Copy out all lines carrying the word "frac".

- PROVIDED INFORMATION

○ ○ ○

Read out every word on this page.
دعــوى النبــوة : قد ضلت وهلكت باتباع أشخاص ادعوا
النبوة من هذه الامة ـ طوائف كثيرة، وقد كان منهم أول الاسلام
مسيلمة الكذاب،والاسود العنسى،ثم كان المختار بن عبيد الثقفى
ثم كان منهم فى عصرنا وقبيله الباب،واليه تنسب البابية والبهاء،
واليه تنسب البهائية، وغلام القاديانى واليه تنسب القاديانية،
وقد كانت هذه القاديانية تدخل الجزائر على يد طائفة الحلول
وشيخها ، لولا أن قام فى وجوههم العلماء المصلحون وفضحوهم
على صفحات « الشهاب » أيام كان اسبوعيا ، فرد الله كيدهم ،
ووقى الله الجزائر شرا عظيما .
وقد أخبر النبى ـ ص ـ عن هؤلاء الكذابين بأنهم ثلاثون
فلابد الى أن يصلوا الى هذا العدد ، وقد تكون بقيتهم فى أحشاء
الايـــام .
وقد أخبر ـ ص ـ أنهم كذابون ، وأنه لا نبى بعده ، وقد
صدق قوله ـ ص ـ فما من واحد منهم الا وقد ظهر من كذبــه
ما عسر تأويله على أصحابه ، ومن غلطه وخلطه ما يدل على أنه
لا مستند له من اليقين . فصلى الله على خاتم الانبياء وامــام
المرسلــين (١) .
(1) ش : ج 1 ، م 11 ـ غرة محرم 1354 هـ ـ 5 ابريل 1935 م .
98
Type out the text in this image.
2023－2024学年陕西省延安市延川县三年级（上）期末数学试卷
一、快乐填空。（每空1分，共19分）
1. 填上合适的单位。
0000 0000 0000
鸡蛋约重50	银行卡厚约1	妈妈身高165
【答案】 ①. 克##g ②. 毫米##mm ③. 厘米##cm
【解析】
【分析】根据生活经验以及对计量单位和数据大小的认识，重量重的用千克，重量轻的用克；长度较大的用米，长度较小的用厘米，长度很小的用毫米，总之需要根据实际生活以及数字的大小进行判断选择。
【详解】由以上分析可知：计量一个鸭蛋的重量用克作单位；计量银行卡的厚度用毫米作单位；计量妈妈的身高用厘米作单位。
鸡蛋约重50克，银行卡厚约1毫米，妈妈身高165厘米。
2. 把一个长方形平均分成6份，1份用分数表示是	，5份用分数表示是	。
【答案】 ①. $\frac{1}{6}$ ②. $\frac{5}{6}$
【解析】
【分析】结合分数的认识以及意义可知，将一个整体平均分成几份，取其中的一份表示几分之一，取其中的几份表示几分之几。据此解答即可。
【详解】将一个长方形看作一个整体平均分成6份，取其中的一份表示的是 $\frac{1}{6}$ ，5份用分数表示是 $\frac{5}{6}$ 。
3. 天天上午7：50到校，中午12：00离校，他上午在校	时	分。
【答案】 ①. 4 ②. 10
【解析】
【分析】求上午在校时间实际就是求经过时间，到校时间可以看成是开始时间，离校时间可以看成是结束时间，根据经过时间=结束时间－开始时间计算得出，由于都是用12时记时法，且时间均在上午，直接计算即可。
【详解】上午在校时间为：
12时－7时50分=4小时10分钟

○ ○ ○

- OUTPUT
【答案】 ①. $\frac{1}{6}$ ②. $\frac{5}{6}$
【详解】将一个长方形看作一个整体平均分成6份，取其中的一份表示的是 $\frac{1}{6}$ ，5份用分数表示是 $\frac{5}{6}$ 。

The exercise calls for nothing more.